• [Task details]
All records are to be retyped faithfully and completely.

Excerpts from a figure dataset
....

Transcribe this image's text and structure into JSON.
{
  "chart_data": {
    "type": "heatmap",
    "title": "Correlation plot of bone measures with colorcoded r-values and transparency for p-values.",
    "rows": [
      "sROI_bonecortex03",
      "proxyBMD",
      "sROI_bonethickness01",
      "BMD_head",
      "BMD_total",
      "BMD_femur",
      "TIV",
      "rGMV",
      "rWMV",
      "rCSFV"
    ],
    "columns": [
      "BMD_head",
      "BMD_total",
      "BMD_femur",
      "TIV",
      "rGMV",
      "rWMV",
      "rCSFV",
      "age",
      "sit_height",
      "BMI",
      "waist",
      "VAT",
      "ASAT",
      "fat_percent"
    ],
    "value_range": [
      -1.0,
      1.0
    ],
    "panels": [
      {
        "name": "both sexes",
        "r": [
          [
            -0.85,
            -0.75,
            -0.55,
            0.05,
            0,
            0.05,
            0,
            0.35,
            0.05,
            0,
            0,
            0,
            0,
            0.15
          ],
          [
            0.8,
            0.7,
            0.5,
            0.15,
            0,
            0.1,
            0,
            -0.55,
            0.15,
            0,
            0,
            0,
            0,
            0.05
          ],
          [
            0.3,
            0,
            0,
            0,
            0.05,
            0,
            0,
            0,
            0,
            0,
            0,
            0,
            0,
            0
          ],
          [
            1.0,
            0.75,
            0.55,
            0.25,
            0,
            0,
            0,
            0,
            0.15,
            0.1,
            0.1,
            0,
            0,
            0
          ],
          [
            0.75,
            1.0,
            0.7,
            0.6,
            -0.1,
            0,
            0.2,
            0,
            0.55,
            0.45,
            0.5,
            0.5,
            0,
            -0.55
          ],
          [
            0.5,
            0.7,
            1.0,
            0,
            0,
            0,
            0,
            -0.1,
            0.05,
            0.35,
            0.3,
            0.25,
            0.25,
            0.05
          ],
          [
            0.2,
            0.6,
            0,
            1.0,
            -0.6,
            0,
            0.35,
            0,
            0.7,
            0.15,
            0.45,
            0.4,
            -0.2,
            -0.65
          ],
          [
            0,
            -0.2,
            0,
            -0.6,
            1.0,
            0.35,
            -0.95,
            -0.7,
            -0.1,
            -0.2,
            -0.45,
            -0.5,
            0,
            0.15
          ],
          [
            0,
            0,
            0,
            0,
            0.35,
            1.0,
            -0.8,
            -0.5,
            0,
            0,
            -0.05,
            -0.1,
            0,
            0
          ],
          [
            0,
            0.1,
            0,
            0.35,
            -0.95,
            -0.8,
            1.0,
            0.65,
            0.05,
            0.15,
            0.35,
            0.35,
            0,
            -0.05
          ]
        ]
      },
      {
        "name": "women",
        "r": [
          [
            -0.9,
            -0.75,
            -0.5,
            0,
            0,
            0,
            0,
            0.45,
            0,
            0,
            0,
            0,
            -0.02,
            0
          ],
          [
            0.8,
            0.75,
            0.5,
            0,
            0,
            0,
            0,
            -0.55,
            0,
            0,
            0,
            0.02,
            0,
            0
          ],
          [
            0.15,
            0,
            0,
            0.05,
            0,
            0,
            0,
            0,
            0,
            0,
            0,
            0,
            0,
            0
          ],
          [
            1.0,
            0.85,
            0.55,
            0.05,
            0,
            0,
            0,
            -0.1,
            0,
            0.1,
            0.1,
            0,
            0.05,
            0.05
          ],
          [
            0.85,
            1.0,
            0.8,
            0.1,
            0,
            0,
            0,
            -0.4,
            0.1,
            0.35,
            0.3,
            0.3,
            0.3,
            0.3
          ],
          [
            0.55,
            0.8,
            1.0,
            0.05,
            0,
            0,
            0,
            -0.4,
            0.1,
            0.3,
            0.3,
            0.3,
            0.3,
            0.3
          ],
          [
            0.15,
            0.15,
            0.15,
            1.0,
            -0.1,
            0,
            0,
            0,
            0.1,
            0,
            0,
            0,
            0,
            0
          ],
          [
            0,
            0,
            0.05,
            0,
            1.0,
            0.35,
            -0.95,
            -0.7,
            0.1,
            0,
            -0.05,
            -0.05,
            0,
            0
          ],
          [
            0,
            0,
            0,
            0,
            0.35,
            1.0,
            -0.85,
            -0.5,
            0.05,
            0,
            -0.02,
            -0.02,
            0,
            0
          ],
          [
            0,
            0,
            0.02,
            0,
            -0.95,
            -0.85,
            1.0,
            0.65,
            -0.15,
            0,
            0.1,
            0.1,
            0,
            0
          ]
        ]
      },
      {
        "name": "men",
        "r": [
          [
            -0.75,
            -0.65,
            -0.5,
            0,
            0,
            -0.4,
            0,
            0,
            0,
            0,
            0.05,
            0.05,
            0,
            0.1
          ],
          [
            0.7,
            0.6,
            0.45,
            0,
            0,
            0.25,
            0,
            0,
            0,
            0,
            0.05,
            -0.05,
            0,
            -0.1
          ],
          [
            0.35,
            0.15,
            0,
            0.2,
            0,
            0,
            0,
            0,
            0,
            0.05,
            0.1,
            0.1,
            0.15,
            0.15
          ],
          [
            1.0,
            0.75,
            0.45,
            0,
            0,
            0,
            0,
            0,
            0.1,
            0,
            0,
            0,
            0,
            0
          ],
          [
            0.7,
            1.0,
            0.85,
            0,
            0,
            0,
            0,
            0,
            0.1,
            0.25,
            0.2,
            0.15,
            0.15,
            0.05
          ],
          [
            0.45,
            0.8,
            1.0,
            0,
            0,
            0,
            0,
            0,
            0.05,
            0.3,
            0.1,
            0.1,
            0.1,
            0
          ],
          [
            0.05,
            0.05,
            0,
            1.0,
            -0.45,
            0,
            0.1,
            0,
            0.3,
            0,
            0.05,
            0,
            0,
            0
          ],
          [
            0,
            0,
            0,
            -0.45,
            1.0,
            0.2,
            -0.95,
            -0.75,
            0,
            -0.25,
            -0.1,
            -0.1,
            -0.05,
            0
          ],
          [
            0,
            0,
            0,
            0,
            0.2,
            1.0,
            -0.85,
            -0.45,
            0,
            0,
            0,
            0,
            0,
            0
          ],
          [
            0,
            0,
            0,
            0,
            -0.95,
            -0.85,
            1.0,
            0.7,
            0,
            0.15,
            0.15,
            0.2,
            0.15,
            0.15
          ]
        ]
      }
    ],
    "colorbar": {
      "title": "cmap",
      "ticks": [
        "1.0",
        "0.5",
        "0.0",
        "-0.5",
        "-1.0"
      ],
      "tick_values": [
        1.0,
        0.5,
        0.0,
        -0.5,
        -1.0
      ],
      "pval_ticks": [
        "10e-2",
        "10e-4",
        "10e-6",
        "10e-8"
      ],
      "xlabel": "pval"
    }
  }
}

....

• [Written response]
Transcribe this image's text and structure into JSON.
{
  "chart_data": {
    "type": "heatmap",
    "title": "Correlation plot of bone measures with colorcoded r-values and transparency for p-values.",
    "rows": [
      "sROI_bonecortex03",
      "proxyBMD",
      "sROI_bonethickness01",
      "BMD_head",
      "BMD_total",
      "BMD_femur",
      "TIV",
      "rGMV",
      "rWMV",
      "rCSFV"
    ],
    "columns": [
      "BMD_head",
      "BMD_total",
      "BMD_femur",
      "TIV",
      "rGMV",
      "rWMV",
      "rCSFV",
      "age",
      "sit_height",
      "BMI",
      "waist",
      "VAT",
      "ASAT",
      "fat_percent"
    ],
    "value_range": [
      -1.0,
      1.0
    ],
    "panels": [
      {
        "name": "both sexes",
        "r": [
          [
            -0.85,
            -0.75,
            -0.55,
            0.05,
            0,
            0.05,
            0,
            0.35,
            0.05,
            0,
            0,
            0,
            0,
            0.15
          ],
          [
            0.8,
            0.7,
            0.5,
            0.15,
            0,
            0.1,
            0,
            -0.55,
            0.15,
            0,
            0,
            0,
            0,
            0.05
          ],
          [
            0.3,
            0,
            0,
            0,
            0.05,
            0,
            0,
            0,
            0,
            0,
            0,
            0,
            0,
            0
          ],
          [
            1.0,
            0.75,
            0.55,
            0.25,
            0,
            0,
            0,
            0,
            0.15,
            0.1,
            0.1,
            0,
            0,
            0
          ],
          [
            0.75,
            1.0,
            0.7,
            0.6,
            -0.1,
            0,
            0.2,
            0,
            0.55,
            0.45,
            0.5,
            0.5,
            0,
            -0.55
          ],
          [
            0.5,
            0.7,
            1.0,
            0,
            0,
            0,
            0,
            -0.1,
            0.05,
            0.35,
            0.3,
            0.25,
            0.25,
            0.05
          ],
          [
            0.2,
            0.6,
            0,
            1.0,
            -0.6,
            0,
            0.35,
            0,
            0.7,
            0.15,
            0.45,
            0.4,
            -0.2,
            -0.65
          ],
          [
            0,
            -0.2,
            0,
            -0.6,
            1.0,
            0.35,
            -0.95,
            -0.7,
            -0.1,
            -0.2,
            -0.45,
            -0.5,
            0,
            0.15
          ],
          [
            0,
            0,
            0,
            0,
            0.35,
            1.0,
            -0.8,
            -0.5,
            0,
            0,
            -0.05,
            -0.1,
            0,
            0
          ],
          [
            0,
            0.1,
            0,
            0.35,
            -0.95,
            -0.8,
            1.0,
            0.65,
            0.05,
            0.15,
            0.35,
            0.35,
            0,
            -0.05
          ]
        ]
      },
      {
        "name": "women",
        "r": [
          [
            -0.9,
            -0.75,
            -0.5,
            0,
            0,
            0,
            0,
            0.45,
            0,
            0,
            0,
            0,
            -0.02,
            0
          ],
          [
            0.8,
            0.75,
            0.5,
            0,
            0,
            0,
            0,
            -0.55,
            0,
            0,
            0,
            0.02,
            0,
            0
          ],
          [
            0.15,
            0,
            0,
            0.05,
            0,
            0,
            0,
            0,
            0,
            0,
            0,
            0,
            0,
            0
          ],
          [
            1.0,
            0.85,
            0.55,
            0.05,
            0,
            0,
            0,
            -0.1,
            0,
            0.1,
            0.1,
            0,
            0.05,
            0.05
          ],
          [
            0.85,
            1.0,
            0.8,
            0.1,
            0,
            0,
            0,
            -0.4,
            0.1,
            0.35,
            0.3,
            0.3,
            0.3,
            0.3
          ],
          [
            0.55,
            0.8,
            1.0,
            0.05,
            0,
            0,
            0,
            -0.4,
            0.1,
            0.3,
            0.3,
            0.3,
            0.3,
            0.3
          ],
          [
            0.15,
            0.15,
            0.15,
            1.0,
            -0.1,
            0,
            0,
            0,
            0.1,
            0,
            0,
            0,
            0,
            0
          ],
          [
            0,
            0,
            0.05,
            0,
            1.0,
            0.35,
            -0.95,
            -0.7,
            0.1,
            0,
            -0.05,
            -0.05,
            0,
            0
          ],
          [
            0,
            0,
            0,
            0,
            0.35,
            1.0,
            -0.85,
            -0.5,
            0.05,
            0,
            -0.02,
            -0.02,
            0,
            0
          ],
          [
            0,
            0,
            0.02,
            0,
            -0.95,
            -0.85,
            1.0,
            0.65,
            -0.15,
            0,
            0.1,
            0.1,
            0,
            0
          ]
        ]
      },
      {
        "name": "men",
        "r": [
          [
            -0.75,
            -0.65,
            -0.5,
            0,
            0,
            -0.4,
            0,
            0,
            0,
            0,
            0.05,
            0.05,
            0,
            0.1
          ],
          [
            0.7,
            0.6,
            0.45,
            0,
            0,
            0.25,
            0,
            0,
            0,
            0,
            0.05,
            -0.05,
            0,
            -0.1
          ],
          [
            0.35,
            0.15,
            0,
            0.2,
            0,
            0,
            0,
            0,
            0,
            0.05,
            0.1,
            0.1,
            0.15,
            0.15
          ],
          [
            1.0,
            0.75,
            0.45,
            0,
            0,
            0,
            0,
            0,
            0.1,
            0,
            0,
            0,
            0,
            0
          ],
          [
            0.7,
            1.0,
            0.85,
            0,
            0,
            0,
            0,
            0,
            0.1,
            0.25,
            0.2,
            0.15,
            0.15,
            0.05
          ],
          [
            0.45,
            0.8,
            1.0,
            0,
            0,
            0,
            0,
            0,
            0.05,
            0.3,
            0.1,
            0.1,
            0.1,
            0
          ],
          [
            0.05,
            0.05,
            0,
            1.0,
            -0.45,
            0,
            0.1,
            0,
            0.3,
            0,
            0.05,
            0,
            0,
            0
          ],
          [
            0,
            0,
            0,
            -0.45,
            1.0,
            0.2,
            -0.95,
            -0.75,
            0,
            -0.25,
            -0.1,
            -0.1,
            -0.05,
            0
          ],
          [
            0,
            0,
            0,
            0,
            0.2,
            1.0,
            -0.85,
            -0.45,
            0,
            0,
            0,
            0,
            0,
            0
          ],
          [
            0,
            0,
            0,
            0,
            -0.95,
            -0.85,
            1.0,
            0.7,
            0,
            0.15,
            0.15,
            0.2,
            0.15,
            0.15
          ]
        ]
      }
    ],
    "colorbar": {
      "title": "cmap",
      "ticks": [
        "1.0",
        "0.5",
        "0.0",
        "-0.5",
        "-1.0"
      ],
      "tick_values": [
        1.0,
        0.5,
        0.0,
        -0.5,
        -1.0
      ],
      "pval_ticks": [
        "10e-2",
        "10e-4",
        "10e-6",
        "10e-8"
      ],
      "xlabel": "pval"
    }
  }
}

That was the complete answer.